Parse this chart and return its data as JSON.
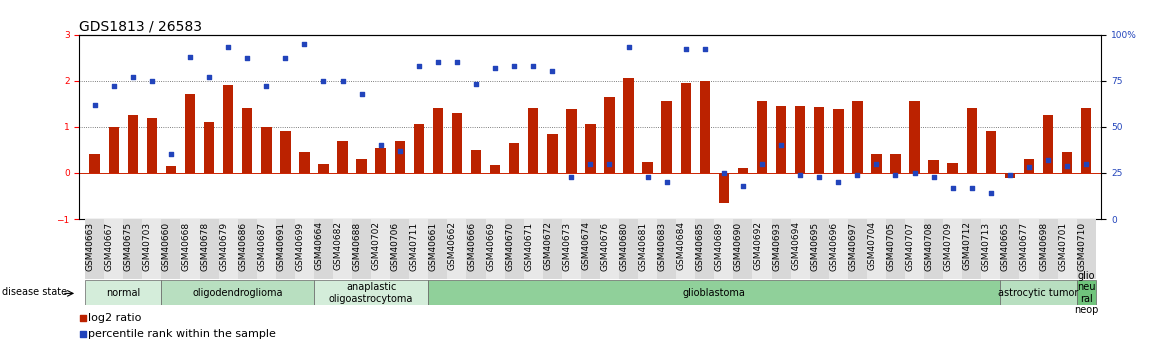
{
  "title": "GDS1813 / 26583",
  "samples": [
    "GSM40663",
    "GSM40667",
    "GSM40675",
    "GSM40703",
    "GSM40660",
    "GSM40668",
    "GSM40678",
    "GSM40679",
    "GSM40686",
    "GSM40687",
    "GSM40691",
    "GSM40699",
    "GSM40664",
    "GSM40682",
    "GSM40688",
    "GSM40702",
    "GSM40706",
    "GSM40711",
    "GSM40661",
    "GSM40662",
    "GSM40666",
    "GSM40669",
    "GSM40670",
    "GSM40671",
    "GSM40672",
    "GSM40673",
    "GSM40674",
    "GSM40676",
    "GSM40680",
    "GSM40681",
    "GSM40683",
    "GSM40684",
    "GSM40685",
    "GSM40689",
    "GSM40690",
    "GSM40692",
    "GSM40693",
    "GSM40694",
    "GSM40695",
    "GSM40696",
    "GSM40697",
    "GSM40704",
    "GSM40705",
    "GSM40707",
    "GSM40708",
    "GSM40709",
    "GSM40712",
    "GSM40713",
    "GSM40665",
    "GSM40677",
    "GSM40698",
    "GSM40701",
    "GSM40710"
  ],
  "log2_ratio": [
    0.42,
    1.0,
    1.25,
    1.2,
    0.15,
    1.7,
    1.1,
    1.9,
    1.4,
    1.0,
    0.9,
    0.45,
    0.2,
    0.7,
    0.3,
    0.55,
    0.7,
    1.05,
    1.4,
    1.3,
    0.5,
    0.18,
    0.65,
    1.4,
    0.85,
    1.38,
    1.05,
    1.65,
    2.05,
    0.23,
    1.55,
    1.95,
    2.0,
    -0.65,
    0.1,
    1.55,
    1.45,
    1.45,
    1.42,
    1.38,
    1.55,
    0.42,
    0.42,
    1.55,
    0.28,
    0.22,
    1.4,
    0.9,
    -0.1,
    0.3,
    1.25,
    0.45,
    1.4
  ],
  "percentile_rank": [
    62,
    72,
    77,
    75,
    35,
    88,
    77,
    93,
    87,
    72,
    87,
    95,
    75,
    75,
    68,
    40,
    37,
    83,
    85,
    85,
    73,
    82,
    83,
    83,
    80,
    23,
    30,
    30,
    93,
    23,
    20,
    92,
    92,
    25,
    18,
    30,
    40,
    24,
    23,
    20,
    24,
    30,
    24,
    25,
    23,
    17,
    17,
    14,
    24,
    28,
    32,
    29,
    30
  ],
  "disease_groups": [
    {
      "label": "normal",
      "start": 0,
      "end": 4,
      "color": "#d4edda"
    },
    {
      "label": "oligodendroglioma",
      "start": 4,
      "end": 12,
      "color": "#b8dfc0"
    },
    {
      "label": "anaplastic\noligoastrocytoma",
      "start": 12,
      "end": 18,
      "color": "#d4edda"
    },
    {
      "label": "glioblastoma",
      "start": 18,
      "end": 48,
      "color": "#90d09a"
    },
    {
      "label": "astrocytic tumor",
      "start": 48,
      "end": 52,
      "color": "#b8dfc0"
    },
    {
      "label": "glio\nneu\nral\nneop",
      "start": 52,
      "end": 53,
      "color": "#70c47c"
    }
  ],
  "ylim_left": [
    -1.0,
    3.0
  ],
  "ylim_right": [
    0,
    100
  ],
  "bar_color": "#bb2200",
  "scatter_color": "#2244bb",
  "hline0_color": "#cc2200",
  "dotline_color": "#555555",
  "yticks_left": [
    -1,
    0,
    1,
    2,
    3
  ],
  "yticks_right": [
    0,
    25,
    50,
    75,
    100
  ],
  "dotlines": [
    1.0,
    2.0
  ],
  "title_fontsize": 10,
  "tick_fontsize": 6.5,
  "legend_fontsize": 8
}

========

WHAT TO PRODUCE
Which lines above include the string "start"? Show them.

RESULT BELOW
      "start": 0,
      "start": 4,
      "start": 12,
      "start": 18,
      "start": 48,
      "start": 52,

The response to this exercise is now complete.